# START OF LISTING

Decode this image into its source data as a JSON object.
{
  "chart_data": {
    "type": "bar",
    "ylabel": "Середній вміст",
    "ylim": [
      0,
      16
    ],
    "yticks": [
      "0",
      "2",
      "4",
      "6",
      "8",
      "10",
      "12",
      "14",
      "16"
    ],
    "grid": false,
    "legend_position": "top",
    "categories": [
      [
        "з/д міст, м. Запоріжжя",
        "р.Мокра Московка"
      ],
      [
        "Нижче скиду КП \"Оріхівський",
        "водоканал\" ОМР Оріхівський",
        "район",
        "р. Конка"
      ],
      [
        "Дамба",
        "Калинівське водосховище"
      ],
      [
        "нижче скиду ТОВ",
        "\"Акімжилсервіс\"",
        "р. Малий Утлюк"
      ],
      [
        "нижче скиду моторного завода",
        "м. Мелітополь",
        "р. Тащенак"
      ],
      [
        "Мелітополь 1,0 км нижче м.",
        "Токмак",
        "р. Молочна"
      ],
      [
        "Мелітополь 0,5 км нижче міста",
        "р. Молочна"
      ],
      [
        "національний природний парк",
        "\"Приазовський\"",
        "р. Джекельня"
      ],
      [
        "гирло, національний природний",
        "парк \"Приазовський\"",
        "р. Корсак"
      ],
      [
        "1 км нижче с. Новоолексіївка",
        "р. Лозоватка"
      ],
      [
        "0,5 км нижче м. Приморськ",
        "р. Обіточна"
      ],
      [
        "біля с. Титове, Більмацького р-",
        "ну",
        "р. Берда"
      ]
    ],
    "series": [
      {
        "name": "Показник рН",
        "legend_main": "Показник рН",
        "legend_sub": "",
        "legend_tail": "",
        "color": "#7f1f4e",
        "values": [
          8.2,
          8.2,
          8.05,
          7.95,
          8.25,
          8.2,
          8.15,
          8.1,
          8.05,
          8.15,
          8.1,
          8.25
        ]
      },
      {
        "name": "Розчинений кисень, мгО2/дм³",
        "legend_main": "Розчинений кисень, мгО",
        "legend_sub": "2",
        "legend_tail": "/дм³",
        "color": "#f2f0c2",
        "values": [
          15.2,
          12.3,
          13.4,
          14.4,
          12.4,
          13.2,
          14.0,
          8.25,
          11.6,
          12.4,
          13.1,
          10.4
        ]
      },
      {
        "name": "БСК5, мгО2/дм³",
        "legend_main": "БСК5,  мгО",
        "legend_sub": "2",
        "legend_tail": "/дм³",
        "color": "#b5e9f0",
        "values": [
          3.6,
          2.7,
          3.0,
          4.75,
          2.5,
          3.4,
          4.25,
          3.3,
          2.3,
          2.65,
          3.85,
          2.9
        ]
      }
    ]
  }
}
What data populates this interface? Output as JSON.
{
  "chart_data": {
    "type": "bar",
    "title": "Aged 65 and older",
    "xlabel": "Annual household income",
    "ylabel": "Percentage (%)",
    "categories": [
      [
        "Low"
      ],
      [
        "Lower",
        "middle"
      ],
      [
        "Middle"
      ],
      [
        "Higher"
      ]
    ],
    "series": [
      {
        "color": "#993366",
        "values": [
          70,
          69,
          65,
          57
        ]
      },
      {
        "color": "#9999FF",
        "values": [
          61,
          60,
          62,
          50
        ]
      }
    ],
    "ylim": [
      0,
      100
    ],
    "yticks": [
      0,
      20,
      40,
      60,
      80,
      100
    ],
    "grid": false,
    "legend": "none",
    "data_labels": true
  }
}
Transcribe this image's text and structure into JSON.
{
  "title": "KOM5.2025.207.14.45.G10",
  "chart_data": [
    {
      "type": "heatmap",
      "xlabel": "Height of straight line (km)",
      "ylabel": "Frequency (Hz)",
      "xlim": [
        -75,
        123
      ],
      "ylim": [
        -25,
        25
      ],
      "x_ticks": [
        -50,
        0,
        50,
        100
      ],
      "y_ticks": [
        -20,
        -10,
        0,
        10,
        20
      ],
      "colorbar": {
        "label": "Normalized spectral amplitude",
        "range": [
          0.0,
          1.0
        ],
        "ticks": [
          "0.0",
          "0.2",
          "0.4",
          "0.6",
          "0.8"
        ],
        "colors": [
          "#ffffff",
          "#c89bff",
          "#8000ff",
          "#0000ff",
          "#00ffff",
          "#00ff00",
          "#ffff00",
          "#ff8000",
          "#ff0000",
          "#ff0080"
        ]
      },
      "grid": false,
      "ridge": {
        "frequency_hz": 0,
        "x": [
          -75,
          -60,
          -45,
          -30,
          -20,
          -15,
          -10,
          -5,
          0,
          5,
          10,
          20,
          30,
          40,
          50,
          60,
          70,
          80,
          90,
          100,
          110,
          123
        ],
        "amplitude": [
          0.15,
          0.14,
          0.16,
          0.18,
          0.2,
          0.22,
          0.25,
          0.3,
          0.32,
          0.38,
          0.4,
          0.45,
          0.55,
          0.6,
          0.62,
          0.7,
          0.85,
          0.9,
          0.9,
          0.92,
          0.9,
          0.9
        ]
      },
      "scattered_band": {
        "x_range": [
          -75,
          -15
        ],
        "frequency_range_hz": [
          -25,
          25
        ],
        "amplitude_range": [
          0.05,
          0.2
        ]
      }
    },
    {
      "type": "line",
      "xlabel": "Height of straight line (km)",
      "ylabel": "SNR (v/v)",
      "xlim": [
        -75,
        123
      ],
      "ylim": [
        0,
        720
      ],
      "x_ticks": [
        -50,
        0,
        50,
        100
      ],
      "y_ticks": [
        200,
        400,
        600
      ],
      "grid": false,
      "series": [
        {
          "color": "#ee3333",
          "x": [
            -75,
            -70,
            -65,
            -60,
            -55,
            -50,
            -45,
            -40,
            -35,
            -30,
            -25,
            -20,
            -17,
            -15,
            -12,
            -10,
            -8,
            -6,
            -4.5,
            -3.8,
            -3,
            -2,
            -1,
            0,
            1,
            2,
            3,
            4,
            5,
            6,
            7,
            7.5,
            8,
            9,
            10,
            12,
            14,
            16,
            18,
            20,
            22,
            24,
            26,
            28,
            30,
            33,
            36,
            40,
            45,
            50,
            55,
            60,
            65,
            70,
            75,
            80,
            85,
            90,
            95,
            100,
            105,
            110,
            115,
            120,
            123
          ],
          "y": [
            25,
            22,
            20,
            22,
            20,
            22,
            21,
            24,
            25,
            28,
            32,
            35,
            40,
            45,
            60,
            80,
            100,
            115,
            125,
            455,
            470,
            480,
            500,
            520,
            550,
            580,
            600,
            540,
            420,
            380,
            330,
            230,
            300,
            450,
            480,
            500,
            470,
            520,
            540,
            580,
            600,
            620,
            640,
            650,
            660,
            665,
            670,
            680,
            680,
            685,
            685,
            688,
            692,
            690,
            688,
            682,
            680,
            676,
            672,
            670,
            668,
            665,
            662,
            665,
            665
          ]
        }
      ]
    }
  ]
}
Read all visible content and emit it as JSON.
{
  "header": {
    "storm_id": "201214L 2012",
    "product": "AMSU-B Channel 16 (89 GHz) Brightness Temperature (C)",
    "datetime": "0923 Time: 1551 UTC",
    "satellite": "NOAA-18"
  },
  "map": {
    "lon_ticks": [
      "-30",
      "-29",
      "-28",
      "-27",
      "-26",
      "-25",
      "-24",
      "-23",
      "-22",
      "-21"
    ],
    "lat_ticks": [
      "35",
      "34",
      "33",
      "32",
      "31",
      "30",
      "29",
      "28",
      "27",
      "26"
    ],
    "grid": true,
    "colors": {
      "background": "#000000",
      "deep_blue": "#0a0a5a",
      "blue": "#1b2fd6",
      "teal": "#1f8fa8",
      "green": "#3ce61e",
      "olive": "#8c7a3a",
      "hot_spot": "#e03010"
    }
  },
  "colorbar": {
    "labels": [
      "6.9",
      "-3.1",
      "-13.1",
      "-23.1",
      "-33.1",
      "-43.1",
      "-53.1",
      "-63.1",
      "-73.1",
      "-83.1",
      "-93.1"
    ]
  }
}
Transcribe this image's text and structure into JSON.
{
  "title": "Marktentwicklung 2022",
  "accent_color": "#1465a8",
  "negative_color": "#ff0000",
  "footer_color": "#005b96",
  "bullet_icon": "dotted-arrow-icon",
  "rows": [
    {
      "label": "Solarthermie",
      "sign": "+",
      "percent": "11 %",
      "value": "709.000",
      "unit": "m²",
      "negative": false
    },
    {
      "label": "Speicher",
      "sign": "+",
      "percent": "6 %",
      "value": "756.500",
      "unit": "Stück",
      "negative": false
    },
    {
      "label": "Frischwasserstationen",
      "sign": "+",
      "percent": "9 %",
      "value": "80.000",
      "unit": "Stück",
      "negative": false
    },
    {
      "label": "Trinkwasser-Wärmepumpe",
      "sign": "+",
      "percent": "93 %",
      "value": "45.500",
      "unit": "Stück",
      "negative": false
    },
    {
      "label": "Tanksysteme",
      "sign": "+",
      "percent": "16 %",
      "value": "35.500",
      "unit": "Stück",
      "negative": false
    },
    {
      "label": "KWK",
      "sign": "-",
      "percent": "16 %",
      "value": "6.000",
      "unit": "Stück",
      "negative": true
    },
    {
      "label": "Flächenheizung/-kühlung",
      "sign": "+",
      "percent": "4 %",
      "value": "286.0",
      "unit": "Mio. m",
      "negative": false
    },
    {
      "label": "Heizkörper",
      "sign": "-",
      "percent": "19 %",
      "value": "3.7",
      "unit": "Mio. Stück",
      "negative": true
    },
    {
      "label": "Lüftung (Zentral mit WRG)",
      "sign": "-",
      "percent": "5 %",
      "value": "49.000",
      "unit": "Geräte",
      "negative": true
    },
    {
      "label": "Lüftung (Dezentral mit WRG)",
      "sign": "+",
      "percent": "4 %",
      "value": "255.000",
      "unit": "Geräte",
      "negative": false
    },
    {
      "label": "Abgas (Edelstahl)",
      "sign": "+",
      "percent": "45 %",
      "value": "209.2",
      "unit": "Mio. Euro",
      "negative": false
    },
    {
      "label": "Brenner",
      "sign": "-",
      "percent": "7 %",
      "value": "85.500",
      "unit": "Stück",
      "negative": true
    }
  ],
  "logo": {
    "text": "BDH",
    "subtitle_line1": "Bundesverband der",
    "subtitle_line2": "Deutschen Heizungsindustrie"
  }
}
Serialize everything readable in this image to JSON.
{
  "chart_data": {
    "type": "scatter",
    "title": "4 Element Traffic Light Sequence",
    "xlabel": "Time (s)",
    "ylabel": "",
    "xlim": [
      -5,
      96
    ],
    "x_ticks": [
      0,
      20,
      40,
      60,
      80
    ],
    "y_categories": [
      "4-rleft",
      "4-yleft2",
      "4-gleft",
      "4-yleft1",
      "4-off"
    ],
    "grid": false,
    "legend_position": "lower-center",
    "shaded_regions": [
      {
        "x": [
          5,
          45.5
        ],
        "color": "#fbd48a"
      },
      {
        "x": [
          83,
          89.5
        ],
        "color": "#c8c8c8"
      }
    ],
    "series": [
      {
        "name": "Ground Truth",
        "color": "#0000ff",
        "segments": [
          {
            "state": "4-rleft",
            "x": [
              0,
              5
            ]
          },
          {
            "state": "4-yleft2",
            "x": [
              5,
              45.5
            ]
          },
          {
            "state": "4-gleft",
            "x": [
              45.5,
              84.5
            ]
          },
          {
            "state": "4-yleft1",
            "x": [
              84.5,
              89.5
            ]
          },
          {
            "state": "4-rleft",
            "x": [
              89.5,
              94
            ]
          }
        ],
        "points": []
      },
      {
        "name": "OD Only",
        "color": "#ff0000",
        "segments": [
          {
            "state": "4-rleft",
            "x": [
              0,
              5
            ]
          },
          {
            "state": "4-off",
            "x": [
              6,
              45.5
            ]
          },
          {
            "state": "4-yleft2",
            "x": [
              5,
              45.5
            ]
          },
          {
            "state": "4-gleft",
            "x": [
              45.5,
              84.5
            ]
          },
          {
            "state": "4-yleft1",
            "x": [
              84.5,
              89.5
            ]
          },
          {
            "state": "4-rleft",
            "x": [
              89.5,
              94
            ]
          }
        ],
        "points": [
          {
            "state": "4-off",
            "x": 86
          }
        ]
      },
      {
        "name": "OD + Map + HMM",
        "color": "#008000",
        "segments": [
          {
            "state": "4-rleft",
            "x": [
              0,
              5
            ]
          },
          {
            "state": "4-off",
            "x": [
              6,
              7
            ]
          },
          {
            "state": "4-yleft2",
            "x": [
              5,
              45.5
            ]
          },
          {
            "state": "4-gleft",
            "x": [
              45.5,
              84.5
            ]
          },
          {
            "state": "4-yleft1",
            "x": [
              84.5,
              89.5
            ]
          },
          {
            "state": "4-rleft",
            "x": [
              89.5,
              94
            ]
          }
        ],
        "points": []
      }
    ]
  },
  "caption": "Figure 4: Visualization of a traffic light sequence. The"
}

# END OF LISTING

## [EXERCISE DESCRIPTION]
Return all lines with the word "name" in them.

## [RESULT OF THIS EXERCISE]
        "name": "Показник рН",
        "name": "Розчинений кисень, мгО2/дм³",
        "name": "БСК5, мгО2/дм³",
        "name": "Ground Truth",
        "name": "OD Only",
        "name": "OD + Map + HMM",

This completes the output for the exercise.